─── Records shown

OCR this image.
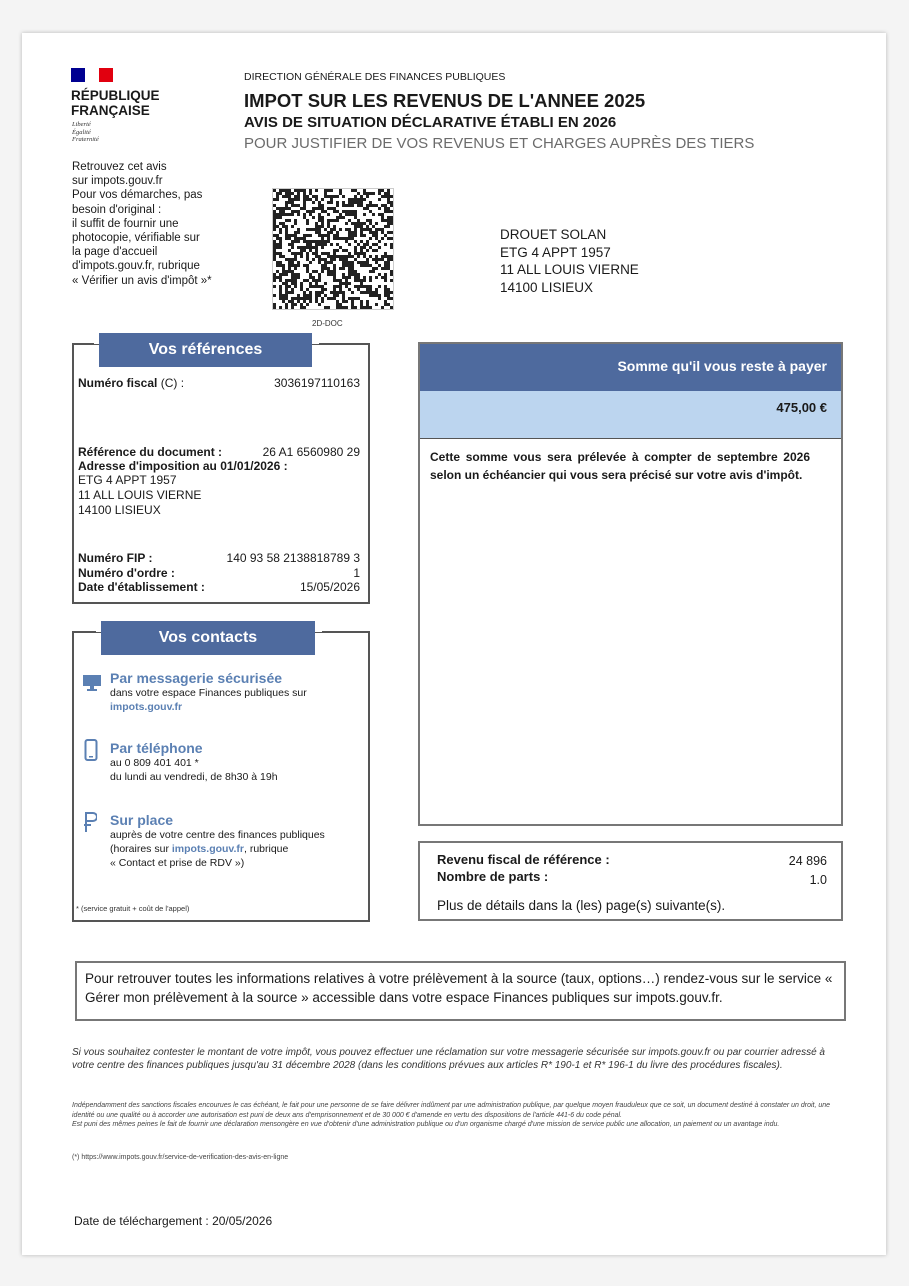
RÉPUBLIQUE
FRANÇAISE
Liberté
Égalité
Fraternité
Retrouvez cet avis
sur impots.gouv.fr
Pour vos démarches, pas
besoin d'original :
il suffit de fournir une
photocopie, vérifiable sur
la page d'accueil
d'impots.gouv.fr, rubrique
« Vérifier un avis d'impôt »*
DIRECTION GÉNÉRALE DES FINANCES PUBLIQUES
IMPOT SUR LES REVENUS DE L'ANNEE 2025
AVIS DE SITUATION DÉCLARATIVE ÉTABLI EN 2026
POUR JUSTIFIER DE VOS REVENUS ET CHARGES AUPRÈS DES TIERS
2D-DOC
DROUET SOLAN
ETG 4 APPT 1957
11 ALL LOUIS VIERNE
14100 LISIEUX
Vos références
Numéro fiscal (C) :	3036197110163
Référence du document :	26 A1 6560980 29
Adresse d'imposition au 01/01/2026 :
ETG 4 APPT 1957
11 ALL LOUIS VIERNE
14100 LISIEUX
Numéro FIP :	140 93 58 2138818789 3
Numéro d'ordre :	1
Date d'établissement :	15/05/2026
Vos contacts
Par messagerie sécurisée
dans votre espace Finances publiques sur
impots.gouv.fr
Par téléphone
au 0 809 401 401 *
du lundi au vendredi, de 8h30 à 19h
Sur place
auprès de votre centre des finances publiques
(horaires sur impots.gouv.fr, rubrique
« Contact et prise de RDV »)
* (service gratuit + coût de l'appel)
Somme qu'il vous reste à payer
475,00 €
Cette somme vous sera prélevée à compter de septembre 2026 selon un échéancier qui vous sera précisé sur votre avis d'impôt.
Revenu fiscal de référence :	24 896
Nombre de parts :	1.0
Plus de détails dans la (les) page(s) suivante(s).
Pour retrouver toutes les informations relatives à votre prélèvement à la source (taux, options…) rendez-vous sur le service « Gérer mon prélèvement à la source » accessible dans votre espace Finances publiques sur impots.gouv.fr.
Si vous souhaitez contester le montant de votre impôt, vous pouvez effectuer une réclamation sur votre messagerie sécurisée sur impots.gouv.fr ou par courrier adressé à votre centre des finances publiques jusqu'au 31 décembre 2028 (dans les conditions prévues aux articles R* 190-1 et R* 196-1 du livre des procédures fiscales).
Indépendamment des sanctions fiscales encourues le cas échéant, le fait pour une personne de se faire délivrer indûment par une administration publique, par quelque moyen frauduleux que ce soit, un document destiné à constater un droit, une identité ou une qualité ou à accorder une autorisation est puni de deux ans d'emprisonnement et de 30 000 € d'amende en vertu des dispositions de l'article 441-6 du code pénal.
Est puni des mêmes peines le fait de fournir une déclaration mensongère en vue d'obtenir d'une administration publique ou d'un organisme chargé d'une mission de service public une allocation, un paiement ou un avantage indu.
(*) https://www.impots.gouv.fr/service-de-verification-des-avis-en-ligne
Date de téléchargement : 20/05/2026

──────

[Given task] Find how many of the lines above have the word "espace" in them. State only that number.

[Task answer] 2